▸ **Directions**
Identify the lines that contain the string "code" and copy all of them.

▸ **Dataset excerpt**
#####

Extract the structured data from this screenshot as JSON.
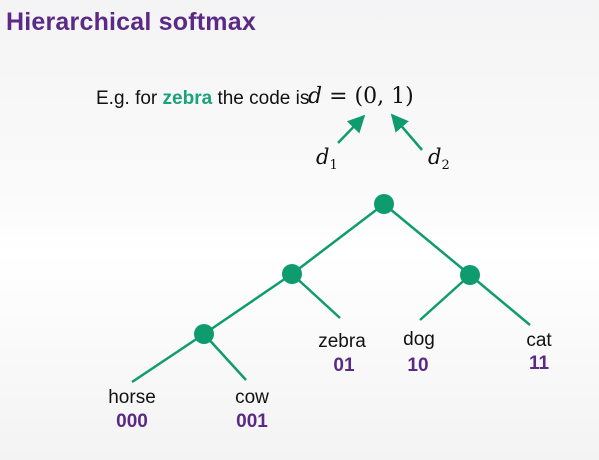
{
  "title": "Hierarchical softmax",
  "example": {
    "prefix": "E.g. for ",
    "word": "zebra",
    "suffix": " the code is",
    "equation": {
      "lhs": "d",
      "equals": " = ",
      "tuple": "(0, 1)"
    },
    "symbol1": {
      "base": "d",
      "sub": "1"
    },
    "symbol2": {
      "base": "d",
      "sub": "2"
    }
  },
  "tree": {
    "leaves": [
      {
        "word": "horse",
        "code": "000"
      },
      {
        "word": "cow",
        "code": "001"
      },
      {
        "word": "zebra",
        "code": "01"
      },
      {
        "word": "dog",
        "code": "10"
      },
      {
        "word": "cat",
        "code": "11"
      }
    ]
  },
  "colors": {
    "title": "#5b2a86",
    "tree": "#0e9c6e",
    "highlight": "#1aa37a",
    "code": "#5b2a86"
  }
}
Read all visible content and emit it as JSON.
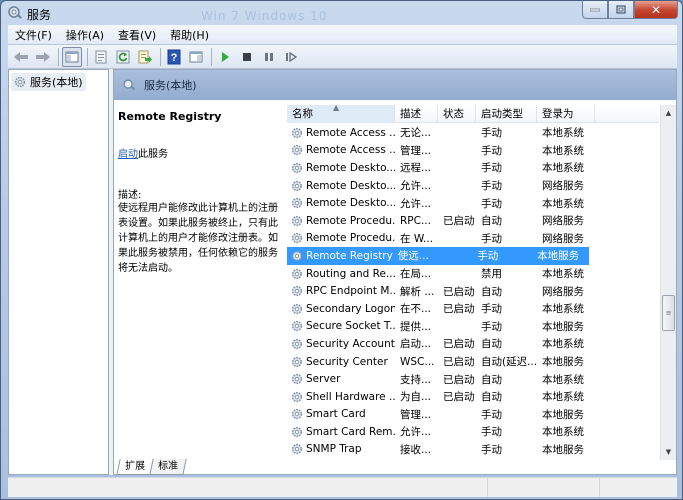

#####

▸ **Complete output**
    "suffix": " the code is",
        "code": "000"
        "code": "001"
        "code": "01"
        "code": "10"
        "code": "11"
    "code": "#5b2a86"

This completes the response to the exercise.